A Corporation is also a legal entity (business structure) and it is most often used to run a large company with shareholders and investors (they are not ideal for owning real estate).

The owners of a Corporation are called “shareholders”. After you form a Corporation, you must elect a Board of Directors (to oversee the company) and you must elect Corporate Officers (to execute and run the day-to-day business).

Corporations are what we typically think of when we hear Microsoft, Apple, IBM, McDonalds, etc.

What is a Sole Proprietorship?

A Sole Proprietorship is when a person does not form a business entity and they operate their business as themselves.

In the eyes of the law, you ARE your business.

This is a very risky structure because if your business is sued, then you are personally responsible for all debts and liabilities.

This means that your personal assets (home, cars, bank accounts) are at risk of being used to cover those debts and liabilities.

[Bounding box entries]
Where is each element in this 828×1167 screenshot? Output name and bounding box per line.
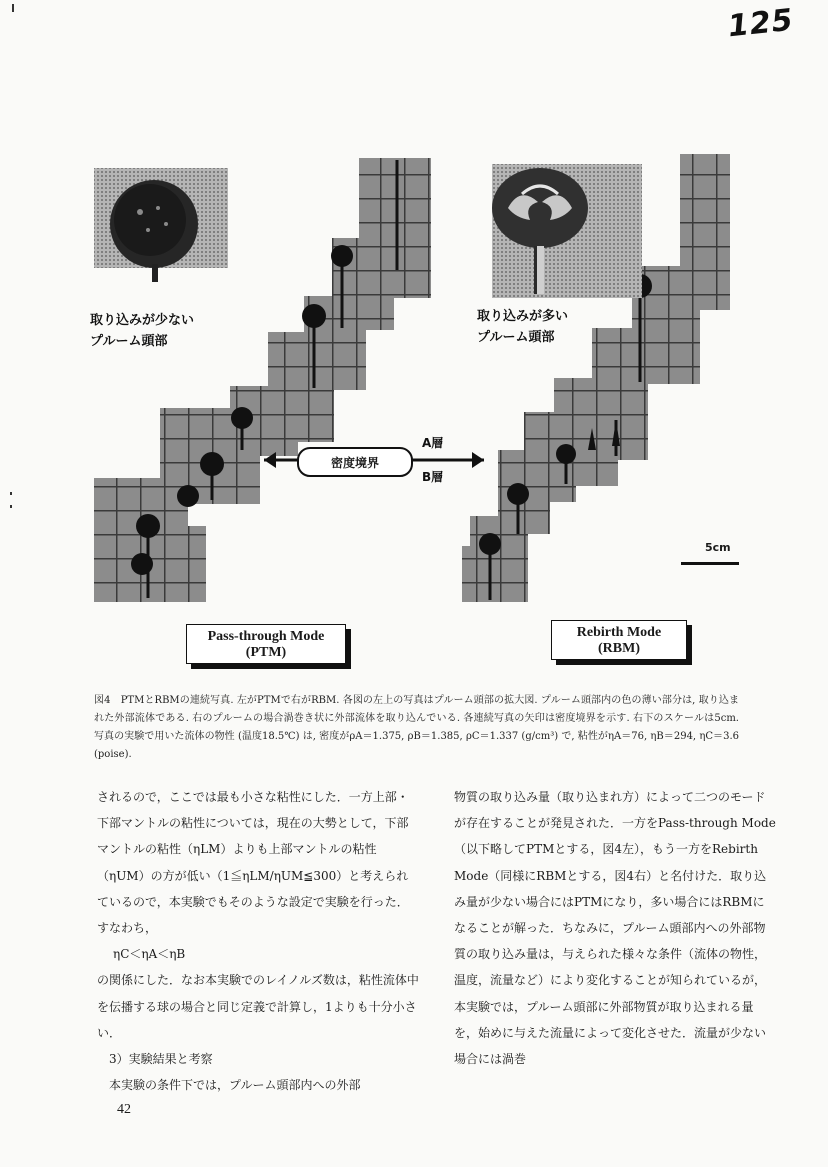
density-boundary-label: 密度境界 [297, 447, 413, 477]
scale-bar [681, 562, 739, 565]
rbm-mode-abbr: (RBM) [598, 641, 640, 656]
ptm-head-inset [94, 168, 228, 282]
figure-photo-sequence [92, 150, 732, 620]
ptm-mode-box [186, 624, 346, 664]
rbm-inset-label: 取り込みが多い プルーム頭部 [477, 309, 569, 345]
scan-speck [10, 505, 12, 508]
layer-a-label: A層 [422, 436, 444, 450]
page-number: 42 [117, 1102, 131, 1117]
left-column [97, 784, 419, 1098]
left-paragraph-2: の関係にした．なお本実験でのレイノルズ数は，粘性流体中を伝播する球の場合と同じ定義で計算し，1よりも十分小さい． [97, 973, 419, 1040]
rbm-head-inset [492, 164, 642, 298]
ptm-mode-abbr: (PTM) [245, 645, 287, 660]
scan-speck [12, 4, 14, 12]
right-column [454, 784, 776, 1072]
viscosity-relation: ηC＜ηA＜ηB [113, 947, 186, 962]
left-paragraph-1: されるので，ここでは最も小さな粘性にした．一方上部・下部マントルの粘性については，現在の大勢として，下部マントルの粘性（ηLM）よりも上部マントルの粘性（ηUM）の方が低い（1≦ηLM/ηUM≦300）と考えられているので，本実験でもそのような設定で実験を行った．すなわち， [97, 790, 409, 936]
section-heading: 3）実験結果と考察 [109, 1052, 213, 1067]
rbm-mode-box [551, 620, 687, 660]
scan-speck [10, 492, 12, 495]
handwritten-page-number: 125 [726, 2, 796, 45]
layer-b-label: B層 [422, 470, 444, 484]
left-paragraph-3: 本実験の条件下では，プルーム頭部内への外部 [109, 1078, 361, 1093]
ptm-mode-name: Pass-through Mode [207, 629, 325, 644]
figure-caption: 図4 PTMとRBMの連続写真. 左がPTMで右がRBM. 各図の左上の写真はプルーム頭部の拡大図. プルーム頭部内の色の薄い部分は, 取り込まれた外部流体である. 右のプルームの場合渦巻き状に外部流体を取り込んでいる. 各連続写真の矢印は密度境界を示す. 右下のスケールは5cm. 写真の実験で用いた流体の物性 (温度18.5℃) は, 密度がρA＝1.375, ρB＝1.385, ρC＝1.337 (g/cm³) で, 粘性がηA＝76, ηB＝294, ηC＝3.6 (poise). [94, 695, 739, 760]
scale-label: 5cm [705, 541, 731, 554]
figure-4 [92, 150, 732, 620]
rbm-mode-name: Rebirth Mode [576, 625, 662, 640]
ptm-inset-label: 取り込みが少ない プルーム頭部 [90, 313, 195, 349]
right-paragraph-1: 物質の取り込み量（取り込まれ方）によって二つのモードが存在することが発見された．一方をPass-through Mode（以下略してPTMとする，図4左），もう一方をRebirth Mode（同様にRBMとする，図4右）と名付けた．取り込み量が少ない場合にはPTMになり，多い場合にはRBMになることが解った．ちなみに，プルーム頭部内への外部物質の取り込み量は，与えられた様々な条件（流体の物性，温度，流量など）により変化することが知られているが，本実験では，プルーム頭部に外部物質が取り込まれる量を，始めに与えた流量によって変化させた．流量が少ない場合には渦巻 [454, 790, 776, 1067]
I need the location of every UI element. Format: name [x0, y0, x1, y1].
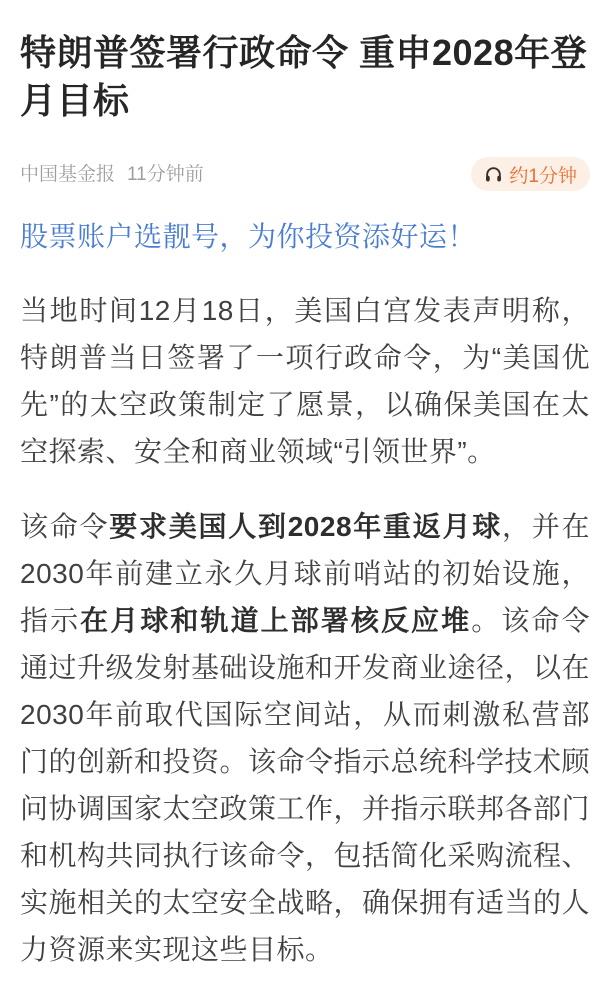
- text-segment-bold: 在月球和轨道上部署核反应堆: [80, 605, 472, 636]
- text-segment: 该命令: [20, 511, 110, 542]
- article-paragraph: [20, 287, 590, 475]
- promo-link[interactable]: 股票账户选靓号，为你投资添好运！: [20, 221, 477, 252]
- article-meta: [20, 161, 204, 188]
- article-meta-row: [20, 157, 590, 191]
- article-title: 特朗普签署行政命令 重申2028年登月目标: [20, 32, 588, 121]
- article-body: [20, 287, 590, 973]
- audio-play-button[interactable]: [471, 157, 590, 191]
- article-source: 中国基金报: [20, 163, 116, 185]
- text-segment: ，并在2030年前建立永久月球前哨站的初始设施，指示: [20, 511, 590, 636]
- text-segment-bold: 要求美国人到2028年重返月球: [109, 511, 502, 542]
- headphones-icon: [484, 165, 503, 184]
- article-paragraph: [20, 503, 590, 973]
- audio-duration-label: 约1分钟: [509, 165, 577, 187]
- article-timestamp: 11分钟前: [127, 163, 204, 185]
- text-segment: 。该命令通过升级发射基础设施和开发商业途径，以在2030年前取代国际空间站，从而刺激私营部门的创新和投资。该命令指示总统科学技术顾问协调国家太空政策工作，并指示联邦各部门和机构共同执行该命令，包括简化采购流程、实施相关的太空安全战略，确保拥有适当的人力资源来实现这些目标。: [20, 605, 591, 965]
- text-segment: 当地时间12月18日，美国白宫发表声明称，特朗普当日签署了一项行政命令，为“美国优先”的太空政策制定了愿景，以确保美国在太空探索、安全和商业领域“引领世界”。: [20, 295, 590, 467]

◆ Written exercise 1
Name every company that the business-structure text offers as a typical corporation.
◆ Written exercise 2
In the business-structure text, what are the owners of a Corporation called?
◆ Written exercise 3
From the business-structure text, extract the passage that opens with the words containing "What is a Sole" and closes with "those debts and liabilities.".
Work only from the business-structure text.

◆ Exercise result 1
Microsoft, Apple, IBM, McDonalds

◆ Exercise result 2
Shareholders.

◆ Exercise result 3
What is a Sole Proprietorship?

A Sole Proprietorship is when a person does not form a business entity and they operate their business as themselves.

In the eyes of the law, you ARE your business.

This is a very risky structure because if your business is sued, then you are personally responsible for all debts and liabilities.

This means that your personal assets (home, cars, bank accounts) are at risk of being used to cover those debts and liabilities.